• Task statement: Copy all of the material exactly. Pictures are not to appear in the copy.

• Given records:
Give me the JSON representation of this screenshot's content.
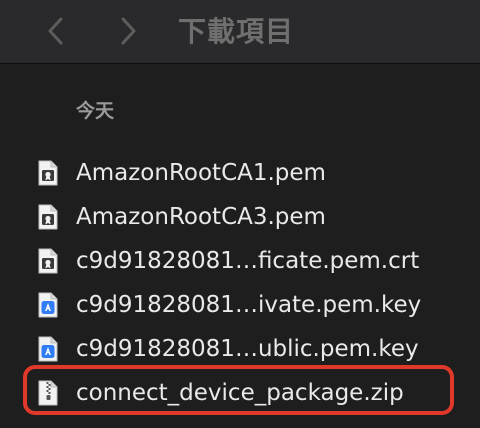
{
  "toolbar": {
    "title": "下載項目",
    "back_icon": "chevron-left-icon",
    "forward_icon": "chevron-right-icon"
  },
  "section": {
    "header": "今天"
  },
  "files": [
    {
      "name": "AmazonRootCA1.pem",
      "icon": "certificate-file-icon"
    },
    {
      "name": "AmazonRootCA3.pem",
      "icon": "certificate-file-icon"
    },
    {
      "name": "c9d91828081…ficate.pem.crt",
      "icon": "certificate-file-icon"
    },
    {
      "name": "c9d91828081…ivate.pem.key",
      "icon": "key-file-icon"
    },
    {
      "name": "c9d91828081…ublic.pem.key",
      "icon": "key-file-icon"
    },
    {
      "name": "connect_device_package.zip",
      "icon": "zip-file-icon"
    }
  ],
  "colors": {
    "highlight": "#e0392b",
    "toolbar_bg": "#2a2a2c",
    "content_bg": "#1e1e1e"
  }
}
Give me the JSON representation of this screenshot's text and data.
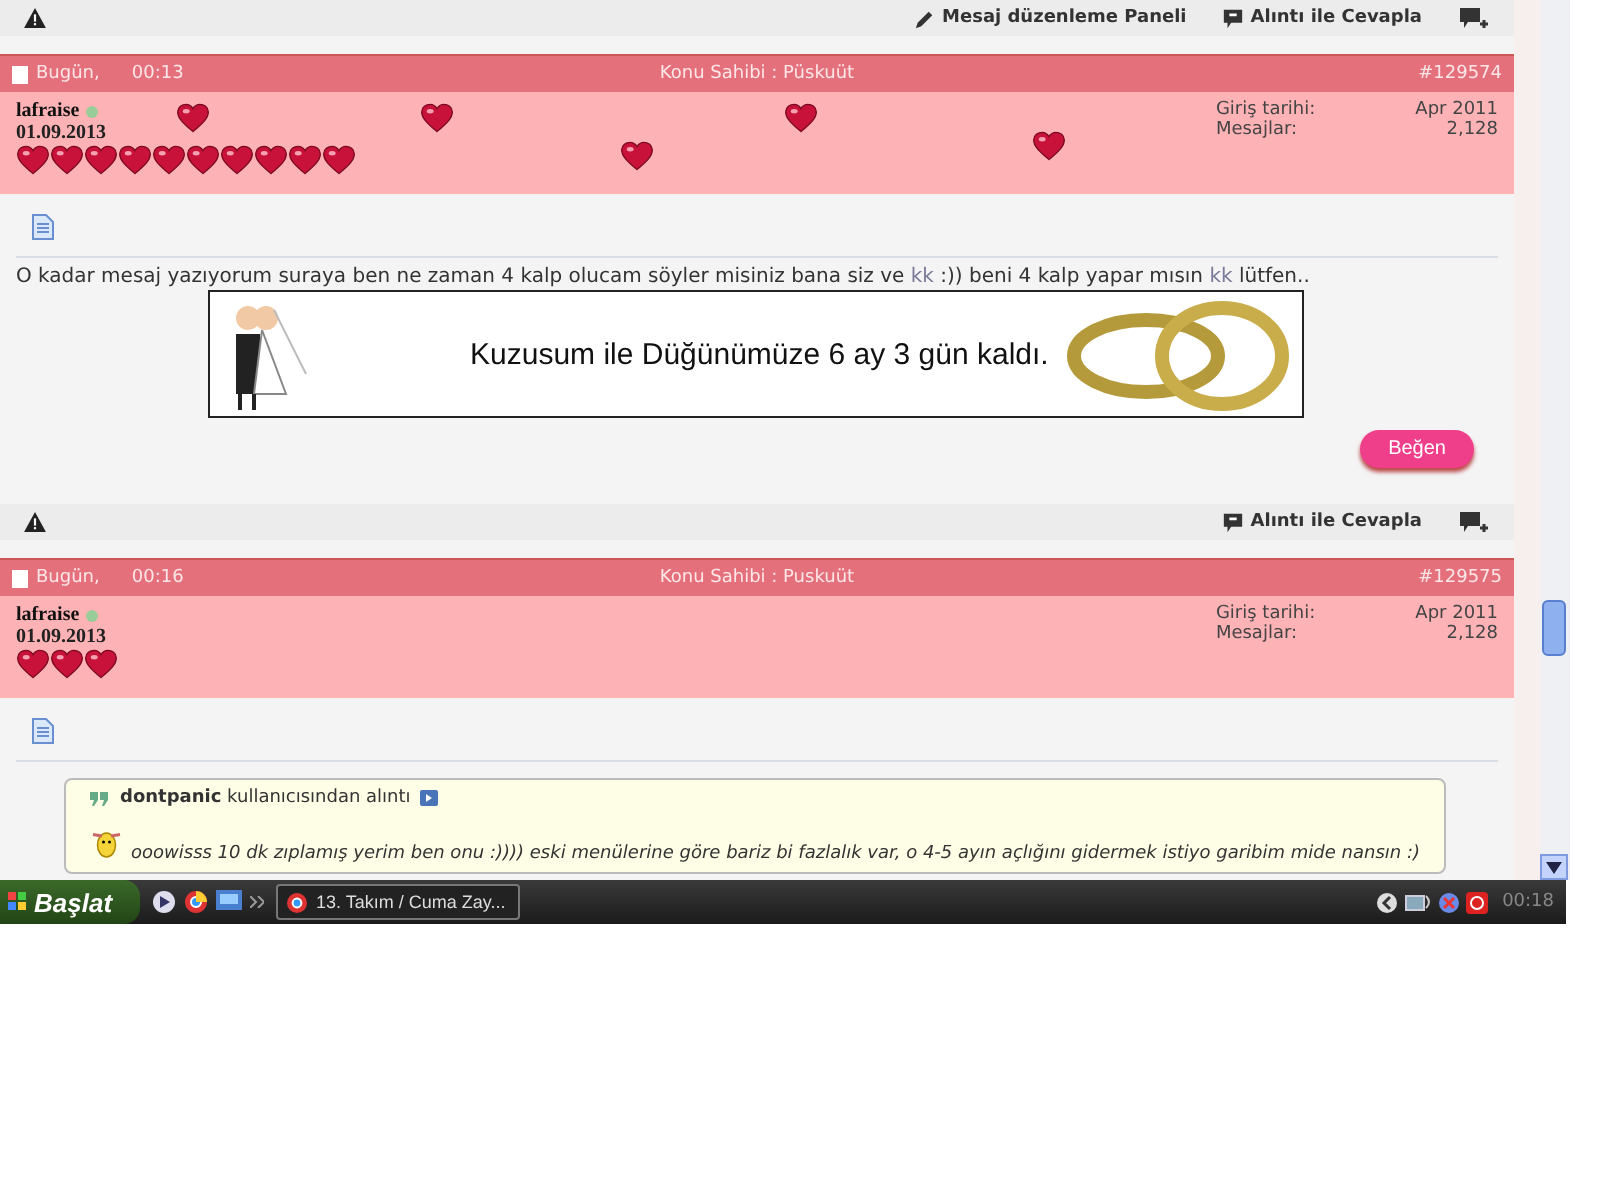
{
  "posts": [
    {
      "toolbar": {
        "actions": [
          {
            "kind": "edit",
            "label": "Mesaj düzenleme Paneli"
          },
          {
            "kind": "quote",
            "label": "Alıntı ile Cevapla"
          },
          {
            "kind": "multiquote"
          }
        ]
      },
      "header": {
        "day": "Bugün,",
        "time": "00:13",
        "owner": "Konu Sahibi : Püskuüt",
        "number": "#129574"
      },
      "user": {
        "name": "lafraise",
        "online": true,
        "date": "01.09.2013",
        "stars": 10,
        "join_label": "Giriş tarihi:",
        "join_value": "Apr 2011",
        "posts_label": "Mesajlar:",
        "posts_value": "2,128"
      },
      "message": [
        {
          "kind": "text",
          "text": "O kadar mesaj yazıyorum suraya ben ne zaman 4 kalp olucam söyler misiniz bana siz ve "
        },
        {
          "kind": "link",
          "text": "kk"
        },
        {
          "kind": "text",
          "text": " :)) beni 4 kalp yapar mısın "
        },
        {
          "kind": "link",
          "text": "kk"
        },
        {
          "kind": "text",
          "text": " lütfen.."
        }
      ],
      "banner": {
        "text": "Kuzusum ile Düğünümüze 6 ay 3 gün kaldı."
      },
      "like_button": "Beğen"
    },
    {
      "toolbar": {
        "actions": [
          {
            "kind": "quote",
            "label": "Alıntı ile Cevapla"
          },
          {
            "kind": "multiquote"
          }
        ]
      },
      "header": {
        "day": "Bugün,",
        "time": "00:16",
        "owner": "Konu Sahibi : Puskuüt",
        "number": "#129575"
      },
      "user": {
        "name": "lafraise",
        "online": true,
        "date": "01.09.2013",
        "stars": 3,
        "join_label": "Giriş tarihi:",
        "join_value": "Apr 2011",
        "posts_label": "Mesajlar:",
        "posts_value": "2,128"
      },
      "quote": {
        "author": "**dontpanic** kullanıcısından alıntı",
        "text": "ooowisss 10 dk zıplamış yerim ben onu :)))) eski menülerine göre bariz bi fazlalık var, o 4-5 ayın açlığını gidermek istiyo garibim mide nansın :)"
      }
    }
  ],
  "taskbar": {
    "start": "Başlat",
    "tasks": [
      {
        "label": "13. Takım / Cuma Zay...",
        "selected": true
      }
    ],
    "clock": "00:18"
  }
}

• Final result:
Give me the JSON representation of this screenshot's content.
{
  "toolbar": {
    "title": "下載項目",
    "back_icon": "chevron-left-icon",
    "forward_icon": "chevron-right-icon"
  },
  "section": {
    "header": "今天"
  },
  "files": [
    {
      "name": "AmazonRootCA1.pem",
      "icon": "certificate-file-icon"
    },
    {
      "name": "AmazonRootCA3.pem",
      "icon": "certificate-file-icon"
    },
    {
      "name": "c9d91828081…ficate.pem.crt",
      "icon": "certificate-file-icon"
    },
    {
      "name": "c9d91828081…ivate.pem.key",
      "icon": "key-file-icon"
    },
    {
      "name": "c9d91828081…ublic.pem.key",
      "icon": "key-file-icon"
    },
    {
      "name": "connect_device_package.zip",
      "icon": "zip-file-icon"
    }
  ],
  "colors": {
    "highlight": "#e0392b",
    "toolbar_bg": "#2a2a2c",
    "content_bg": "#1e1e1e"
  }
}
Give me the JSON representation of this screenshot's text and data.
{
  "posts": [
    {
      "toolbar": {
        "actions": [
          {
            "kind": "edit",
            "label": "Mesaj düzenleme Paneli"
          },
          {
            "kind": "quote",
            "label": "Alıntı ile Cevapla"
          },
          {
            "kind": "multiquote"
          }
        ]
      },
      "header": {
        "day": "Bugün,",
        "time": "00:13",
        "owner": "Konu Sahibi : Püskuüt",
        "number": "#129574"
      },
      "user": {
        "name": "lafraise",
        "online": true,
        "date": "01.09.2013",
        "stars": 10,
        "join_label": "Giriş tarihi:",
        "join_value": "Apr 2011",
        "posts_label": "Mesajlar:",
        "posts_value": "2,128"
      },
      "message": [
        {
          "kind": "text",
          "text": "O kadar mesaj yazıyorum suraya ben ne zaman 4 kalp olucam söyler misiniz bana siz ve "
        },
        {
          "kind": "link",
          "text": "kk"
        },
        {
          "kind": "text",
          "text": " :)) beni 4 kalp yapar mısın "
        },
        {
          "kind": "link",
          "text": "kk"
        },
        {
          "kind": "text",
          "text": " lütfen.."
        }
      ],
      "banner": {
        "text": "Kuzusum ile Düğünümüze 6 ay 3 gün kaldı."
      },
      "like_button": "Beğen"
    },
    {
      "toolbar": {
        "actions": [
          {
            "kind": "quote",
            "label": "Alıntı ile Cevapla"
          },
          {
            "kind": "multiquote"
          }
        ]
      },
      "header": {
        "day": "Bugün,",
        "time": "00:16",
        "owner": "Konu Sahibi : Puskuüt",
        "number": "#129575"
      },
      "user": {
        "name": "lafraise",
        "online": true,
        "date": "01.09.2013",
        "stars": 3,
        "join_label": "Giriş tarihi:",
        "join_value": "Apr 2011",
        "posts_label": "Mesajlar:",
        "posts_value": "2,128"
      },
      "quote": {
        "author": "**dontpanic** kullanıcısından alıntı",
        "text": "ooowisss 10 dk zıplamış yerim ben onu :)))) eski menülerine göre bariz bi fazlalık var, o 4-5 ayın açlığını gidermek istiyo garibim mide nansın :)"
      }
    }
  ],
  "taskbar": {
    "start": "Başlat",
    "tasks": [
      {
        "label": "13. Takım / Cuma Zay...",
        "selected": true
      }
    ],
    "clock": "00:18"
  }
}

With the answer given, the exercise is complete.